TASK INSTRUCTIONS —
Where a line holds the string "Представьте", return that line.

MATERIAL SUPPLIED —
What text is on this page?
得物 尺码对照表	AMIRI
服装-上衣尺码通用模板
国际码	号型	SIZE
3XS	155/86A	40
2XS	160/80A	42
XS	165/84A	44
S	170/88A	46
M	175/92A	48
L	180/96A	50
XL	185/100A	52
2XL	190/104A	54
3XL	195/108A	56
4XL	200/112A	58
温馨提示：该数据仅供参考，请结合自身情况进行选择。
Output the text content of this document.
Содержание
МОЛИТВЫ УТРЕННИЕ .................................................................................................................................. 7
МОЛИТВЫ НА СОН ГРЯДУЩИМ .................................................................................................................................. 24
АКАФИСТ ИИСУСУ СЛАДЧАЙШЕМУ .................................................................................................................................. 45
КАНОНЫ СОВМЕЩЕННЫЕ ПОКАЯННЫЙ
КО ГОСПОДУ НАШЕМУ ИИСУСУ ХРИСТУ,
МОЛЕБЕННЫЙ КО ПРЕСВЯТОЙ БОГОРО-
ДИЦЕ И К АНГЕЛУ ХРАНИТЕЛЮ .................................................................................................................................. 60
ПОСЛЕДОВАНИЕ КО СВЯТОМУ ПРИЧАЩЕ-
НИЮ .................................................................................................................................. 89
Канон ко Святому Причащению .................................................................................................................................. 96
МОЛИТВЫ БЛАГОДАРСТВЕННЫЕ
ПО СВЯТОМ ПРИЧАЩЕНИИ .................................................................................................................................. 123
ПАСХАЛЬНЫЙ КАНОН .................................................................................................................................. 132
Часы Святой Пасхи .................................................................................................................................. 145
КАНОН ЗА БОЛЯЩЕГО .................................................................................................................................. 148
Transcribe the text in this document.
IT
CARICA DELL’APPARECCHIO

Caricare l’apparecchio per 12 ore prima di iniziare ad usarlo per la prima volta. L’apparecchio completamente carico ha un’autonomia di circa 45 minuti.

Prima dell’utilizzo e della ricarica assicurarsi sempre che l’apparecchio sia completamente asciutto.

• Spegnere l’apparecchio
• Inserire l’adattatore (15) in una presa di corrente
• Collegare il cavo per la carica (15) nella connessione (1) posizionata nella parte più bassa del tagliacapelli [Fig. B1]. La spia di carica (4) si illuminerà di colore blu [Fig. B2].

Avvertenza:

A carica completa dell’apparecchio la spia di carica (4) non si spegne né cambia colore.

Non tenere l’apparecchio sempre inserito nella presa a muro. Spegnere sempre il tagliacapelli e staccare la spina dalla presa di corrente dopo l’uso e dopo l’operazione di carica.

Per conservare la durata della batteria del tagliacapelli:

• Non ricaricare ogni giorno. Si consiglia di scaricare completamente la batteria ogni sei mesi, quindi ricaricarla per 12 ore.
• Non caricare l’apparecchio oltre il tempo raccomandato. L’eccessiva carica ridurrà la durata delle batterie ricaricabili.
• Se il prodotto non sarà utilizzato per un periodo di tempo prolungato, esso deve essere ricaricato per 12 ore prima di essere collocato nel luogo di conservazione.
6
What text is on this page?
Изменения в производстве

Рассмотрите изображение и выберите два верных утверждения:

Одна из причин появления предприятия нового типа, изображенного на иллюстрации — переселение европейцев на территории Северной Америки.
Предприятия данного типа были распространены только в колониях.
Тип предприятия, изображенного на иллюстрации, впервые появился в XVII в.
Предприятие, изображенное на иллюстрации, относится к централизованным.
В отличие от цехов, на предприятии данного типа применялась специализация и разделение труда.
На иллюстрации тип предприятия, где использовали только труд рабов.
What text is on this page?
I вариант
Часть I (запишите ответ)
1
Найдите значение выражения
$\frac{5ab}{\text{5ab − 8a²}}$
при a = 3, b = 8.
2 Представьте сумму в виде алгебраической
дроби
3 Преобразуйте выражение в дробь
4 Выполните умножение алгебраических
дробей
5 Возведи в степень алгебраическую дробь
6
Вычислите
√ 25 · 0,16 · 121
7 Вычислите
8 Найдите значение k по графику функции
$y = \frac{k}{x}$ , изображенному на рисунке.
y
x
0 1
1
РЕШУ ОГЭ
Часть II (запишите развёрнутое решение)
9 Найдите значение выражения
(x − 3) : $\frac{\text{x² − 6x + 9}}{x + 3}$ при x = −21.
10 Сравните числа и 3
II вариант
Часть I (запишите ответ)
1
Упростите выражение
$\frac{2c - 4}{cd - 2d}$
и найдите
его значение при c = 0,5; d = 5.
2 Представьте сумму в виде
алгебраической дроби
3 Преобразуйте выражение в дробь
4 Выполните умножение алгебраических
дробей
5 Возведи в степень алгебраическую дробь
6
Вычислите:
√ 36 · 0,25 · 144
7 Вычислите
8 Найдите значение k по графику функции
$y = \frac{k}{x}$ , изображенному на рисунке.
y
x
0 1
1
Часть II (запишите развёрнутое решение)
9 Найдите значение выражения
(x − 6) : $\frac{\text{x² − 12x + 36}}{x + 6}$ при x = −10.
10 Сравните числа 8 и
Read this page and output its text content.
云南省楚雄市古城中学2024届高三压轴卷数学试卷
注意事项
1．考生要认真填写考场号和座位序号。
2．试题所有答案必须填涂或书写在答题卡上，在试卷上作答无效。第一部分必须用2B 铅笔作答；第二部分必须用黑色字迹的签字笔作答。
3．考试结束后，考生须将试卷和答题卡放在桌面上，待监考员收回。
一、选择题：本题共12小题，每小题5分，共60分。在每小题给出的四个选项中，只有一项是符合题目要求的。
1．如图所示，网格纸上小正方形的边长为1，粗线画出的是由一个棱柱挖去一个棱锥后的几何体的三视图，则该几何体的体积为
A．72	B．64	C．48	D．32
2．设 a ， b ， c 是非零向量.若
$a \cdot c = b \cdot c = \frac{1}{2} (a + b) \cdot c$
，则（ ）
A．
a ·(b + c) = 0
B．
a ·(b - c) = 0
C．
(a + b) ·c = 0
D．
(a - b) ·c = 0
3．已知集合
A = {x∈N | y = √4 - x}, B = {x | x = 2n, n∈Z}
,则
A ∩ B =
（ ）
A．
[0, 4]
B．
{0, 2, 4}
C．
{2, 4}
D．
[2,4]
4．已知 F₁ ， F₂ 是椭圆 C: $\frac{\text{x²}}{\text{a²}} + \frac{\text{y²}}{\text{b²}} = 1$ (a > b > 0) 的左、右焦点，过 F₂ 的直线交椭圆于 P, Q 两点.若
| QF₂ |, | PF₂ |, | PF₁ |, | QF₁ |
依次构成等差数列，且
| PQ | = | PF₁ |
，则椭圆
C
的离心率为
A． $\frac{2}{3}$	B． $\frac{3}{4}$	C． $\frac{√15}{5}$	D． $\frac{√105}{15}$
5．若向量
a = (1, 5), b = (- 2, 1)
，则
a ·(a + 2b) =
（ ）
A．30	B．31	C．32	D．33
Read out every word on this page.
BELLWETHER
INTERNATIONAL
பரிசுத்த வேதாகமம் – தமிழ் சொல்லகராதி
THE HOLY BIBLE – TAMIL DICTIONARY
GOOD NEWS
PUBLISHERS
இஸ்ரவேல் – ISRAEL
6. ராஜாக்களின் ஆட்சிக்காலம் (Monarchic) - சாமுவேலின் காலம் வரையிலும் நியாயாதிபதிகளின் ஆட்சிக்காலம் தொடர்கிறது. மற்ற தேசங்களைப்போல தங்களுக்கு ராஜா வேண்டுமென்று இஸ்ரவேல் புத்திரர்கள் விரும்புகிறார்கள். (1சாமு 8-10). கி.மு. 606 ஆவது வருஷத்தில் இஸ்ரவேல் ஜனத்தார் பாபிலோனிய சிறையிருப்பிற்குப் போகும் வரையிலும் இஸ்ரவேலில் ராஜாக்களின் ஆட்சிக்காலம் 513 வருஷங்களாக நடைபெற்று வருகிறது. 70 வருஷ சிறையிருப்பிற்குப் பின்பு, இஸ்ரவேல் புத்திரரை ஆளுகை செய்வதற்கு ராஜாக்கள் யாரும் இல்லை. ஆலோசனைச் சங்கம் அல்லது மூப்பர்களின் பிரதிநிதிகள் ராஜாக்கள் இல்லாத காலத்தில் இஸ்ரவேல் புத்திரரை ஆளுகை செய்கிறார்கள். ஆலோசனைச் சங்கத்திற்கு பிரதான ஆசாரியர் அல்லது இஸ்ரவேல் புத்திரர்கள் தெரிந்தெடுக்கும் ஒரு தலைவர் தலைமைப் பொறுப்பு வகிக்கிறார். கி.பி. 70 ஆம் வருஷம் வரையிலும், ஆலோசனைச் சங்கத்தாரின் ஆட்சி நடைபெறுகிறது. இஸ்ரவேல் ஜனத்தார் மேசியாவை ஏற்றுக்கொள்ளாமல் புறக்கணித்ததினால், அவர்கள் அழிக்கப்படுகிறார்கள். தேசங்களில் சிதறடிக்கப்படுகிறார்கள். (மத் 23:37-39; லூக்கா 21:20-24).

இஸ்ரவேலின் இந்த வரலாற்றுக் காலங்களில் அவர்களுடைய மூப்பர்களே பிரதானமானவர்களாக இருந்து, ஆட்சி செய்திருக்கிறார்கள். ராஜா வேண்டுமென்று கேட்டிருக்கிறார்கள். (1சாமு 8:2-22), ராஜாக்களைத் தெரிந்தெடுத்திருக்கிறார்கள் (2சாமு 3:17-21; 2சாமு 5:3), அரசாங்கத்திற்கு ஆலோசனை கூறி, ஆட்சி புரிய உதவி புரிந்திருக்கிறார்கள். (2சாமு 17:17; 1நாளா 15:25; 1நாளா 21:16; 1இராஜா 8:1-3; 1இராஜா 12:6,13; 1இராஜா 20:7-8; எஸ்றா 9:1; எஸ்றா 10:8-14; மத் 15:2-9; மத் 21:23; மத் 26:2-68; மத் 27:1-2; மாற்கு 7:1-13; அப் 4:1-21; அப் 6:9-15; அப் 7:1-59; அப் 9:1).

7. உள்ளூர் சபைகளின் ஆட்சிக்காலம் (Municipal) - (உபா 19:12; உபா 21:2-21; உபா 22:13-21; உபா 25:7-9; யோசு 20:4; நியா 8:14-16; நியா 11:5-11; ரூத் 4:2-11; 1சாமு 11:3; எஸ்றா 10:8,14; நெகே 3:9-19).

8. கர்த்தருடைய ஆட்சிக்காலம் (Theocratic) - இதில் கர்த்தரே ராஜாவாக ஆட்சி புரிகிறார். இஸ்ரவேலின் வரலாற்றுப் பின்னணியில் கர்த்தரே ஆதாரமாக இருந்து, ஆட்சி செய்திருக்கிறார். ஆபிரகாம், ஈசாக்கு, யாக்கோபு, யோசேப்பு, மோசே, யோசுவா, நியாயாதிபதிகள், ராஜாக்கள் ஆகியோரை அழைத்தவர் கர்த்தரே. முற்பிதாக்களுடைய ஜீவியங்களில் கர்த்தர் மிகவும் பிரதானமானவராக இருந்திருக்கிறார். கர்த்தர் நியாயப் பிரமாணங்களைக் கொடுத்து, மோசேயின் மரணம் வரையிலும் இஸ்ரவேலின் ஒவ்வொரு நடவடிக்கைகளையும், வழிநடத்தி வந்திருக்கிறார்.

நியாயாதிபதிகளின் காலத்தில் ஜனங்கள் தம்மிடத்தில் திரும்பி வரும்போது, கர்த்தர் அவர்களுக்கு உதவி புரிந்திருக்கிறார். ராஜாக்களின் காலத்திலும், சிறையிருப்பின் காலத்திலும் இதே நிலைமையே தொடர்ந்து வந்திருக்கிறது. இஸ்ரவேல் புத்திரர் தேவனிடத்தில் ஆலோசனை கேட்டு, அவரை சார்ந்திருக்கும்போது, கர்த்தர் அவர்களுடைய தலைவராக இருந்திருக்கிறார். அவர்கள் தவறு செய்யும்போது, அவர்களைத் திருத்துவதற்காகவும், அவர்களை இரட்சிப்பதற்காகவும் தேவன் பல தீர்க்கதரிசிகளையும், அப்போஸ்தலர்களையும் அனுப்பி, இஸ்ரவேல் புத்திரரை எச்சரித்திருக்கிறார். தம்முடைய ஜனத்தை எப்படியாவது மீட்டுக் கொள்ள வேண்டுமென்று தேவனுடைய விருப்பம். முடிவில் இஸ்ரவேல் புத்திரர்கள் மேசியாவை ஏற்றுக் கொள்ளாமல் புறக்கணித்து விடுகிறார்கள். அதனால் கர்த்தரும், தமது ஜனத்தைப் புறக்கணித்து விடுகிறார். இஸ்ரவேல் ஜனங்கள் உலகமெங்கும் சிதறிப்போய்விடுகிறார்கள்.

RESPONSE TO THE TASK —
2 Представьте сумму в виде алгебраической
2 Представьте сумму в виде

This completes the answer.